[Page text]
* start *
Thursday, June 23, 2016

We practice rites to know. . .

In a review of Dru Johnson's Knowledge by Ritual, Peter J. Leithart invites to a renewed connection between ritual and knowledge -- not the customary ritual and belief but ritual in serving of learning.  It is not a common connection to be sure but it is deep and profound.  Johnson's book is now on my reading list and I expect that many who practice ritual and teaching will be very interested in the ties.

In the end it is should not be a surprise.  Do we not learn by repetition and do our repetitions not form a stylized ritual?  I think here of a child learning his abc's or multiplication tables.  Or, if you want to reach back in time, my own learning of cursive by the repetition of stylistic cues from the old Palmer method and its icons of alphabet and form.  Leithart reminds us of the pianist who learns by repeatedly practicing the form and notes as a ritual of rehearsal that does not merely remind but informs and, informing, renders competence.

Epistemology and ritual are rarely considered together. They are often opposed (“mindless ritual”), and ritual is more often associated with belief than with knowledge. At best, ritual is understood as an expression of knowledge that has been arrived at by other means. Dru Johnson doesn’t think these positions do justice to either ritual or epistemology. In Knowledge by Ritual, he argues that human knowledge is “ritualed.” Ritualed knowledge isn’t some bizarre mystical form of knowledge but a central feature of scientific learning, modernity’s paradigm of knowledge acquisition.
* end *
[Stated problem 1]
Rewrite the listing from its first line through the line containing "x-tick-label: 06 [475, 366, 488, 377]", changing every "x-tick-label" to "x-axis-label" and keeping everything else as it is.
[Stated problem 2]
Continue the blog post on ritual and knowledge from its final sentence.
The text above and the listing that follows have no connection and come from separate sources.

(Element and region listings)
* start *
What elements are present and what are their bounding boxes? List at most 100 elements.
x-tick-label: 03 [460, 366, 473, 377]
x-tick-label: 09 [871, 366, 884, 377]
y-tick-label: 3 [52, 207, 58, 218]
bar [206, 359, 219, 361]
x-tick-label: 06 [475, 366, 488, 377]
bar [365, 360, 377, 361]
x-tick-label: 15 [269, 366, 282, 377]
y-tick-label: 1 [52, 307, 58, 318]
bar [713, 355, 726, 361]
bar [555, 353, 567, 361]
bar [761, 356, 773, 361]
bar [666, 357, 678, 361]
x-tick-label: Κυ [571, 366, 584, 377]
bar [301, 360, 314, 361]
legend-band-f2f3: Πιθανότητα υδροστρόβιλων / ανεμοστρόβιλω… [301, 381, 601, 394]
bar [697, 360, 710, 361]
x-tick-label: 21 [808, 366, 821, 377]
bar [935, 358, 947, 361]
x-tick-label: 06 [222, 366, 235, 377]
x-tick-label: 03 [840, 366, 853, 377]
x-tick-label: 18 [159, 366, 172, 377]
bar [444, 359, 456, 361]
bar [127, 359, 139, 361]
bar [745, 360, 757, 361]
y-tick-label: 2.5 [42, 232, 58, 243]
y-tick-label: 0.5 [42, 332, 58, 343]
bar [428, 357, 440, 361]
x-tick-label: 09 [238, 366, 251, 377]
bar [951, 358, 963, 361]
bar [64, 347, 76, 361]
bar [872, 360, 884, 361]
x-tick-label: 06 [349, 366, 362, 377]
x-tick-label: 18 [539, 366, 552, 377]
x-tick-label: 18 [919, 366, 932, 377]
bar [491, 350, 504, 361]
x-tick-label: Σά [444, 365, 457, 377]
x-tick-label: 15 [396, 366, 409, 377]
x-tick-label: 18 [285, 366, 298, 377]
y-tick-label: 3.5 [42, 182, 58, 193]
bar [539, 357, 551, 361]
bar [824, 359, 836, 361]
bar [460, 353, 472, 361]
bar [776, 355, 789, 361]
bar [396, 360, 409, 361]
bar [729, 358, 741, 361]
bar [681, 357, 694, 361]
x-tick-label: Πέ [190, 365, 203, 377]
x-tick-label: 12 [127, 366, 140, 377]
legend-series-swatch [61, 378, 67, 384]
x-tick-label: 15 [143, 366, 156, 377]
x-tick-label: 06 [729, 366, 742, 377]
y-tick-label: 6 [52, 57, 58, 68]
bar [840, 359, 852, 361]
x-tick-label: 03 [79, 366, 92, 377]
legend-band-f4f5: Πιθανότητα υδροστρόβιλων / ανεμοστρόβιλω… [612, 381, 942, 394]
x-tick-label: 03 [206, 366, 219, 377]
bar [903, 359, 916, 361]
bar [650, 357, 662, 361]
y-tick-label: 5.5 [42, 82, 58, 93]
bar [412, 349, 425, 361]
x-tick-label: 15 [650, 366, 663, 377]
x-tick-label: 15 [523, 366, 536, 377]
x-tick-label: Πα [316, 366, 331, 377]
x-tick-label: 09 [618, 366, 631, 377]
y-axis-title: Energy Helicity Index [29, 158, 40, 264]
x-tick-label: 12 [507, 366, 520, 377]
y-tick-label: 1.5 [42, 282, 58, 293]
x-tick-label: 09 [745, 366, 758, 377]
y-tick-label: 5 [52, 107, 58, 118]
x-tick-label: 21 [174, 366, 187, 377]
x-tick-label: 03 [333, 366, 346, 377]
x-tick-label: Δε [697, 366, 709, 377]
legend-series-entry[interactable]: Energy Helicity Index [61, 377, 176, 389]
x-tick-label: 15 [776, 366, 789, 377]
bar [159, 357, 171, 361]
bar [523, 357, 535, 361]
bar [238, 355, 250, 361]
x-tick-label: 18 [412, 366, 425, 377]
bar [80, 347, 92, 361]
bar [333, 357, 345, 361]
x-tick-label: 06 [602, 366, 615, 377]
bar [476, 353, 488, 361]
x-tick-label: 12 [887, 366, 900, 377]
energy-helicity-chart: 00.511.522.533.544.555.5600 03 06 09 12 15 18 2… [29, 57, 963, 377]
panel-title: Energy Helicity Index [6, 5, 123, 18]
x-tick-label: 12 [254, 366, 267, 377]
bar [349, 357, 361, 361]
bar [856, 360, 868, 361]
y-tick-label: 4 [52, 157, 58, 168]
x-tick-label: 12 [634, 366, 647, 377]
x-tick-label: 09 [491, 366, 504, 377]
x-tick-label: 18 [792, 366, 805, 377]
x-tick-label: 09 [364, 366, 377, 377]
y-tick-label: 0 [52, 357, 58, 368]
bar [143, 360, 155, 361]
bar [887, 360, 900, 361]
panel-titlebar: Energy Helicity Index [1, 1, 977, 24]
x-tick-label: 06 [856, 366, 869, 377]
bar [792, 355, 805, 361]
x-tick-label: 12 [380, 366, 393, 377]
* end *
[Exercise response 1]
What elements are present and what are their bounding boxes? List at most 100 elements.
x-axis-label: 03 [460, 366, 473, 377]
x-axis-label: 09 [871, 366, 884, 377]
y-tick-label: 3 [52, 207, 58, 218]
bar [206, 359, 219, 361]
x-axis-label: 06 [475, 366, 488, 377]

[Exercise response 2]
Johnson works with a general definition of ritual: It is “a practice that is scripted (usually by an authority) and performed by a subject.” In short, “rituals are something scripted and something done.” Epistemology has neglected ritual because it often assumes a mind-body dualism and has little interest in physical action. It focuses on propositional knowledge in the mind: “‘The sky is blue’ is true if the sky is in fact blue.” But this captures only a small slice of what knowing is. Drawing on the work of philosophers and neuroscientists, Johnson insists that our knowing is connected to what we do with our bodies. We don’t know as disembodied minds; without bodies and the tools by which we extend our bodies, we couldn’t know at all. Further, we don’t come to know in isolation but in community—specifically, in communal rites.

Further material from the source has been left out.